▶ **SUPPLIED ENTRIES**:
-=-=-=-=-
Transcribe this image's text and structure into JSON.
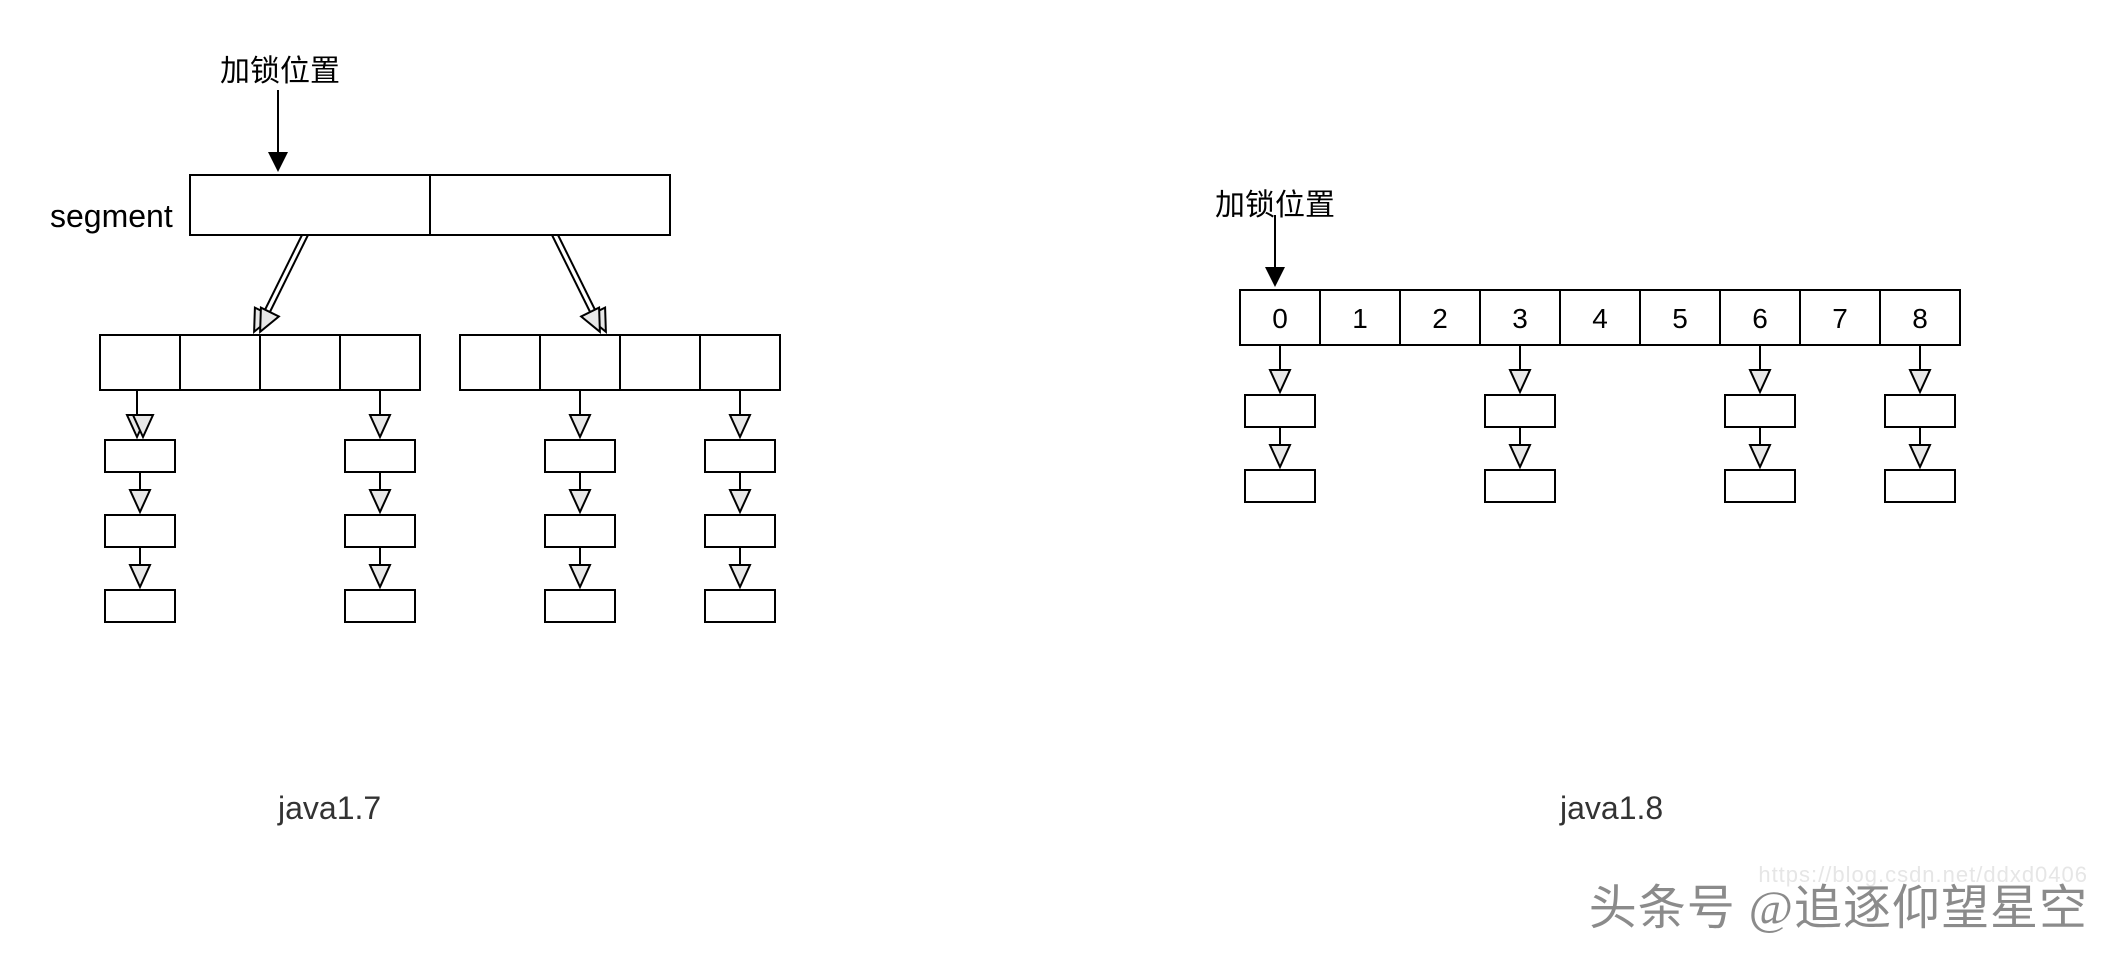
{
  "left": {
    "lock_label": "加锁位置",
    "segment_label": "segment",
    "caption": "java1.7",
    "segments": 2,
    "buckets_per_segment": 4,
    "chain_depth": 3
  },
  "right": {
    "lock_label": "加锁位置",
    "caption": "java1.8",
    "buckets": [
      "0",
      "1",
      "2",
      "3",
      "4",
      "5",
      "6",
      "7",
      "8"
    ],
    "chains": [
      {
        "bucket_index": 0,
        "depth": 2
      },
      {
        "bucket_index": 3,
        "depth": 2
      },
      {
        "bucket_index": 6,
        "depth": 2
      },
      {
        "bucket_index": 8,
        "depth": 2
      }
    ]
  },
  "watermark": "头条号 @追逐仰望星空",
  "faint_url": "https://blog.csdn.net/ddxd0406"
}
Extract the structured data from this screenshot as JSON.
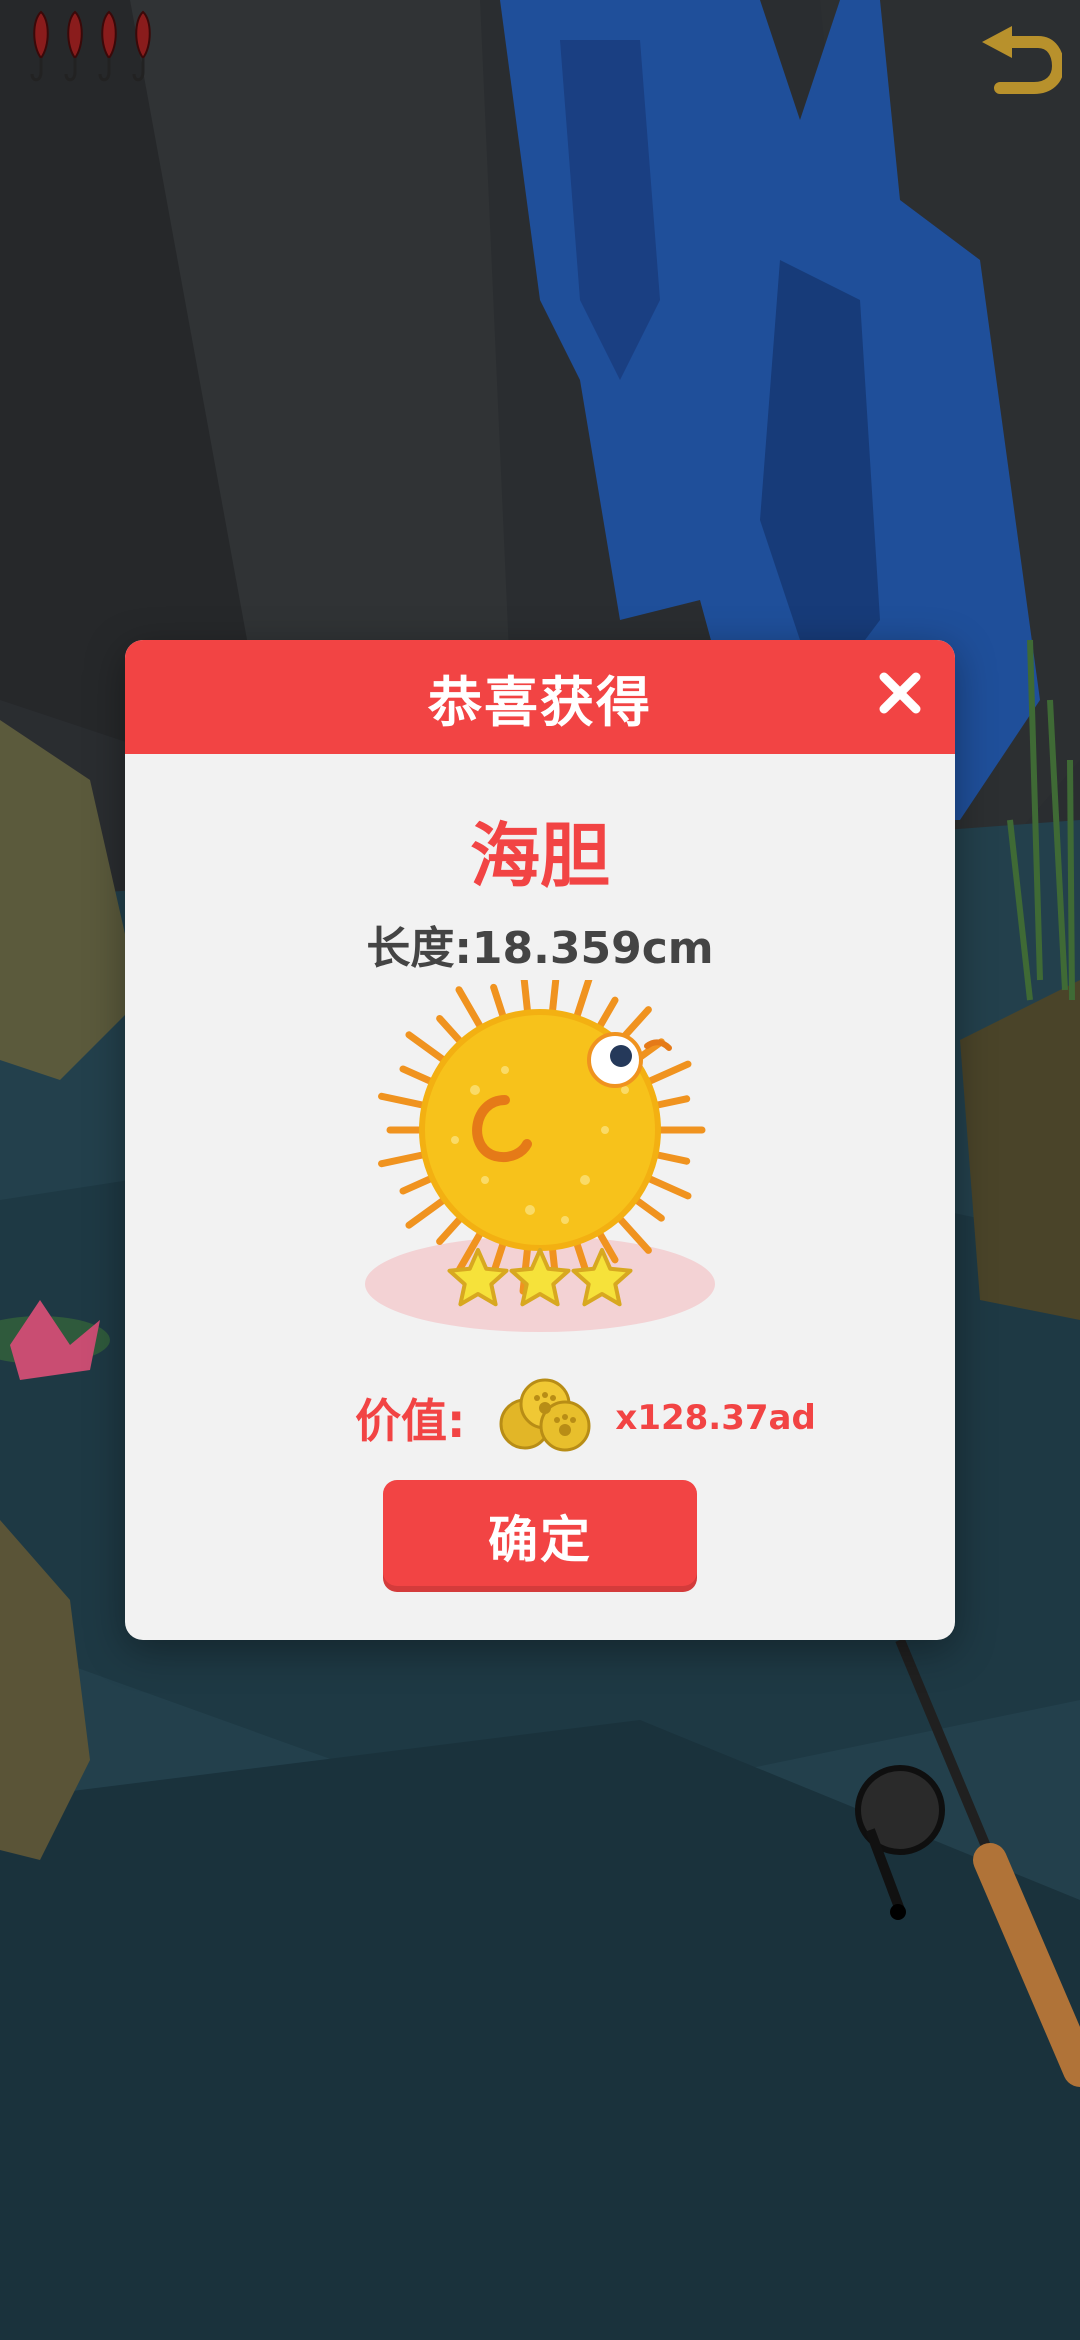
{
  "hud": {
    "bait_count": 4,
    "back_icon": "undo-arrow-icon"
  },
  "dialog": {
    "title": "恭喜获得",
    "close_icon": "close-icon",
    "fish_name": "海胆",
    "length_text": "长度:18.359cm",
    "rating_stars": 3,
    "value_label": "价值:",
    "value_amount": "x128.37ad",
    "confirm_label": "确定"
  },
  "colors": {
    "accent_red": "#f24444",
    "fish_yellow": "#f7c21b",
    "spike_orange": "#f0931f",
    "gold_coin": "#e2b627"
  }
}
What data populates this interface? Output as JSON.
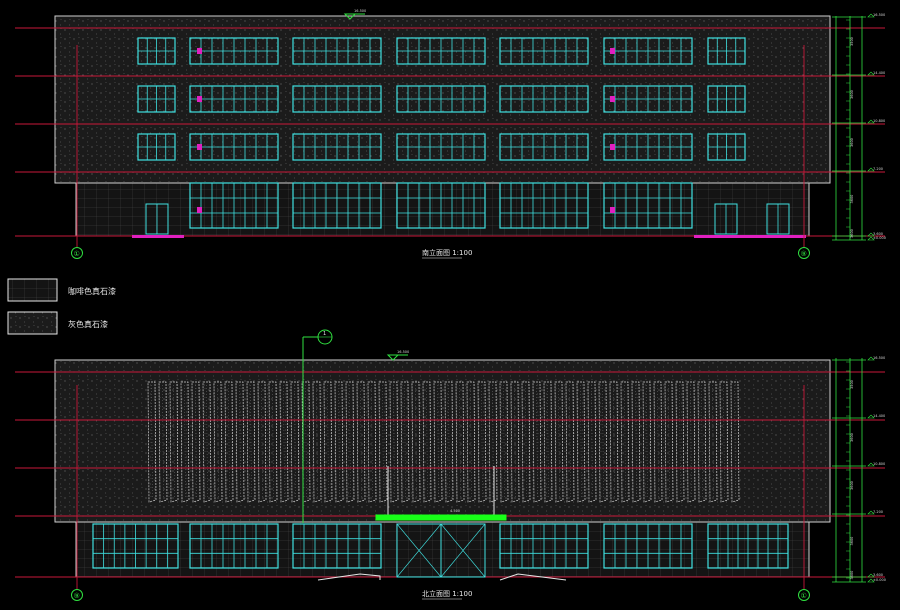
{
  "drawing": {
    "background": "#000000",
    "colors": {
      "level_line": "#c8183a",
      "window": "#3fe0e0",
      "wall_fill": "#1b1b1b",
      "wall_dots": "#6a6a6a",
      "wall_grid": "#474747",
      "white_line": "#e6e6e6",
      "magenta": "#e020c0",
      "green": "#30e040",
      "bright_green": "#18ff18",
      "dim_text": "#d8d8d8"
    }
  },
  "south_elevation": {
    "title": "南立面图 1:100",
    "axis_left": "①",
    "axis_right": "⑨",
    "top_mark": "16.500",
    "dims": [
      "3500",
      "3600",
      "3600",
      "3600",
      "3600",
      "1800"
    ],
    "levels": [
      "16.500",
      "14.400",
      "10.800",
      "7.200",
      "3.600",
      "±0.000",
      "-0.450"
    ]
  },
  "north_elevation": {
    "title": "北立面图 1:100",
    "axis_left": "⑨",
    "axis_right": "①",
    "top_mark": "16.500",
    "section_marker": "1",
    "canopy_mark": "4.500",
    "dims": [
      "3500",
      "3600",
      "3600",
      "3600",
      "3600",
      "1800"
    ],
    "levels": [
      "16.500",
      "14.400",
      "10.800",
      "7.200",
      "3.600",
      "±0.000",
      "-0.450"
    ]
  },
  "legend": [
    {
      "label": "咖啡色真石漆",
      "pattern": "grid"
    },
    {
      "label": "灰色真石漆",
      "pattern": "dots"
    }
  ]
}
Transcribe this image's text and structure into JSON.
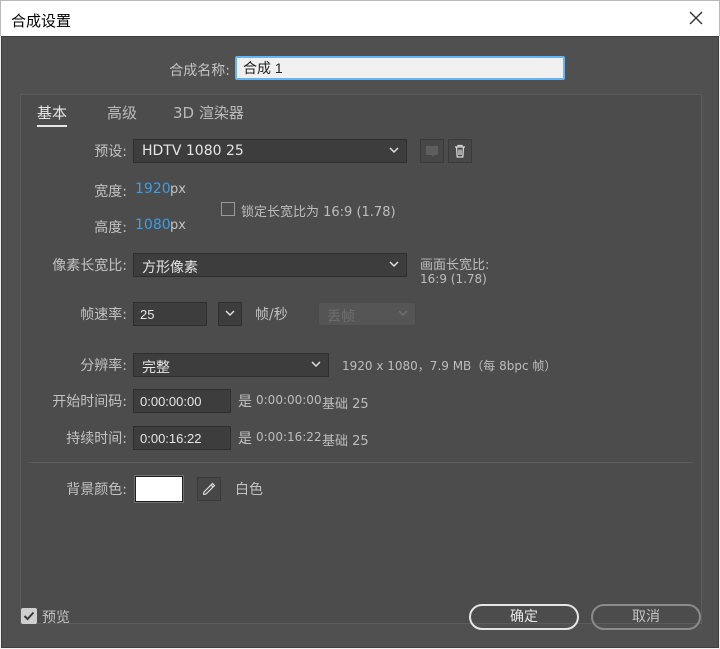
{
  "window": {
    "title": "合成设置"
  },
  "composition": {
    "name_label": "合成名称:",
    "name_value": "合成 1"
  },
  "tabs": [
    {
      "label": "基本"
    },
    {
      "label": "高级"
    },
    {
      "label": "3D 渲染器"
    }
  ],
  "preset": {
    "label": "预设:",
    "value": "HDTV 1080 25"
  },
  "size": {
    "width_label": "宽度:",
    "width_value": "1920",
    "width_unit": "px",
    "height_label": "高度:",
    "height_value": "1080",
    "height_unit": "px",
    "lock_label": "锁定长宽比为 16:9 (1.78)"
  },
  "pixel_aspect": {
    "label": "像素长宽比:",
    "value": "方形像素",
    "frame_aspect_label": "画面长宽比:",
    "frame_aspect_value": "16:9 (1.78)"
  },
  "frame_rate": {
    "label": "帧速率:",
    "value": "25",
    "unit": "帧/秒",
    "drop_frame": "丢帧"
  },
  "resolution": {
    "label": "分辨率:",
    "value": "完整",
    "info": "1920 x 1080，7.9 MB（每 8bpc 帧）"
  },
  "timecode": {
    "start_label": "开始时间码:",
    "start_value": "0:00:00:00",
    "start_is": "是",
    "start_note_time": "0:00:00:00",
    "start_note_base": "基础 25",
    "duration_label": "持续时间:",
    "duration_value": "0:00:16:22",
    "duration_is": "是",
    "duration_note_time": "0:00:16:22",
    "duration_note_base": "基础 25"
  },
  "background": {
    "label": "背景颜色:",
    "color": "#ffffff",
    "name": "白色"
  },
  "footer": {
    "preview_label": "预览",
    "ok_label": "确定",
    "cancel_label": "取消"
  }
}
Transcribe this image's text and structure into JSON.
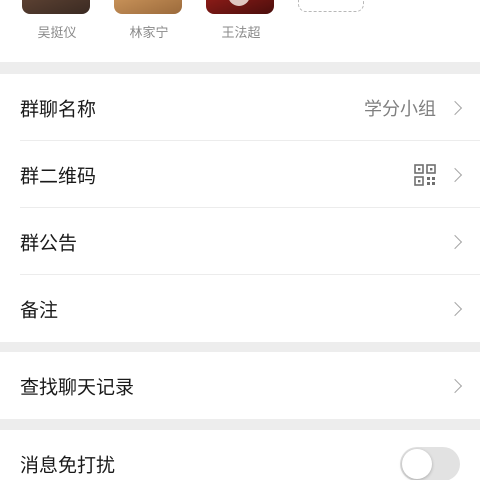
{
  "members": [
    {
      "name": "吴挺仪"
    },
    {
      "name": "林家宁"
    },
    {
      "name": "王法超"
    }
  ],
  "add_member_icon": "add-member-icon",
  "group_name": {
    "label": "群聊名称",
    "value": "学分小组"
  },
  "group_qr": {
    "label": "群二维码",
    "icon": "qr-code-icon"
  },
  "group_notice": {
    "label": "群公告"
  },
  "remark": {
    "label": "备注"
  },
  "search_history": {
    "label": "查找聊天记录"
  },
  "do_not_disturb": {
    "label": "消息免打扰",
    "enabled": false
  },
  "colors": {
    "background": "#ededed",
    "row_background": "#ffffff",
    "text_primary": "#1a1a1a",
    "text_secondary": "#7f7f7f",
    "toggle_off": "#e2e2e2"
  }
}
-=-=-=-=-
▶ **WORK TO DO**:
Leave the pictures out and reproduce each record exactly as written.

▶ **WORKED ANSWER**:
Transcribe this image's text and structure into JSON.
{
  "left": {
    "lock_label": "加锁位置",
    "segment_label": "segment",
    "caption": "java1.7",
    "segments": 2,
    "buckets_per_segment": 4,
    "chain_depth": 3
  },
  "right": {
    "lock_label": "加锁位置",
    "caption": "java1.8",
    "buckets": [
      "0",
      "1",
      "2",
      "3",
      "4",
      "5",
      "6",
      "7",
      "8"
    ],
    "chains": [
      {
        "bucket_index": 0,
        "depth": 2
      },
      {
        "bucket_index": 3,
        "depth": 2
      },
      {
        "bucket_index": 6,
        "depth": 2
      },
      {
        "bucket_index": 8,
        "depth": 2
      }
    ]
  },
  "watermark": "头条号 @追逐仰望星空",
  "faint_url": "https://blog.csdn.net/ddxd0406"
}
Extract the structured data from this screenshot as JSON.
{
  "hud": {
    "bait_count": 4,
    "back_icon": "undo-arrow-icon"
  },
  "dialog": {
    "title": "恭喜获得",
    "close_icon": "close-icon",
    "fish_name": "海胆",
    "length_text": "长度:18.359cm",
    "rating_stars": 3,
    "value_label": "价值:",
    "value_amount": "x128.37ad",
    "confirm_label": "确定"
  },
  "colors": {
    "accent_red": "#f24444",
    "fish_yellow": "#f7c21b",
    "spike_orange": "#f0931f",
    "gold_coin": "#e2b627"
  }
}
What data populates this interface? Output as JSON.
{
  "drawing": {
    "background": "#000000",
    "colors": {
      "level_line": "#c8183a",
      "window": "#3fe0e0",
      "wall_fill": "#1b1b1b",
      "wall_dots": "#6a6a6a",
      "wall_grid": "#474747",
      "white_line": "#e6e6e6",
      "magenta": "#e020c0",
      "green": "#30e040",
      "bright_green": "#18ff18",
      "dim_text": "#d8d8d8"
    }
  },
  "south_elevation": {
    "title": "南立面图 1:100",
    "axis_left": "①",
    "axis_right": "⑨",
    "top_mark": "16.500",
    "dims": [
      "3500",
      "3600",
      "3600",
      "3600",
      "3600",
      "1800"
    ],
    "levels": [
      "16.500",
      "14.400",
      "10.800",
      "7.200",
      "3.600",
      "±0.000",
      "-0.450"
    ]
  },
  "north_elevation": {
    "title": "北立面图 1:100",
    "axis_left": "⑨",
    "axis_right": "①",
    "top_mark": "16.500",
    "section_marker": "1",
    "canopy_mark": "4.500",
    "dims": [
      "3500",
      "3600",
      "3600",
      "3600",
      "3600",
      "1800"
    ],
    "levels": [
      "16.500",
      "14.400",
      "10.800",
      "7.200",
      "3.600",
      "±0.000",
      "-0.450"
    ]
  },
  "legend": [
    {
      "label": "咖啡色真石漆",
      "pattern": "grid"
    },
    {
      "label": "灰色真石漆",
      "pattern": "dots"
    }
  ]
}
Transcribe this image's text and structure into JSON.
{
  "window": {
    "title": "合成设置"
  },
  "composition": {
    "name_label": "合成名称:",
    "name_value": "合成 1"
  },
  "tabs": [
    {
      "label": "基本"
    },
    {
      "label": "高级"
    },
    {
      "label": "3D 渲染器"
    }
  ],
  "preset": {
    "label": "预设:",
    "value": "HDTV 1080 25"
  },
  "size": {
    "width_label": "宽度:",
    "width_value": "1920",
    "width_unit": "px",
    "height_label": "高度:",
    "height_value": "1080",
    "height_unit": "px",
    "lock_label": "锁定长宽比为 16:9 (1.78)"
  },
  "pixel_aspect": {
    "label": "像素长宽比:",
    "value": "方形像素",
    "frame_aspect_label": "画面长宽比:",
    "frame_aspect_value": "16:9 (1.78)"
  },
  "frame_rate": {
    "label": "帧速率:",
    "value": "25",
    "unit": "帧/秒",
    "drop_frame": "丢帧"
  },
  "resolution": {
    "label": "分辨率:",
    "value": "完整",
    "info": "1920 x 1080，7.9 MB（每 8bpc 帧）"
  },
  "timecode": {
    "start_label": "开始时间码:",
    "start_value": "0:00:00:00",
    "start_is": "是",
    "start_note_time": "0:00:00:00",
    "start_note_base": "基础 25",
    "duration_label": "持续时间:",
    "duration_value": "0:00:16:22",
    "duration_is": "是",
    "duration_note_time": "0:00:16:22",
    "duration_note_base": "基础 25"
  },
  "background": {
    "label": "背景颜色:",
    "color": "#ffffff",
    "name": "白色"
  },
  "footer": {
    "preview_label": "预览",
    "ok_label": "确定",
    "cancel_label": "取消"
  }
}
Transcribe this image's text and structure into JSON.
{
  "members": [
    {
      "name": "吴挺仪"
    },
    {
      "name": "林家宁"
    },
    {
      "name": "王法超"
    }
  ],
  "add_member_icon": "add-member-icon",
  "group_name": {
    "label": "群聊名称",
    "value": "学分小组"
  },
  "group_qr": {
    "label": "群二维码",
    "icon": "qr-code-icon"
  },
  "group_notice": {
    "label": "群公告"
  },
  "remark": {
    "label": "备注"
  },
  "search_history": {
    "label": "查找聊天记录"
  },
  "do_not_disturb": {
    "label": "消息免打扰",
    "enabled": false
  },
  "colors": {
    "background": "#ededed",
    "row_background": "#ffffff",
    "text_primary": "#1a1a1a",
    "text_secondary": "#7f7f7f",
    "toggle_off": "#e2e2e2"
  }
}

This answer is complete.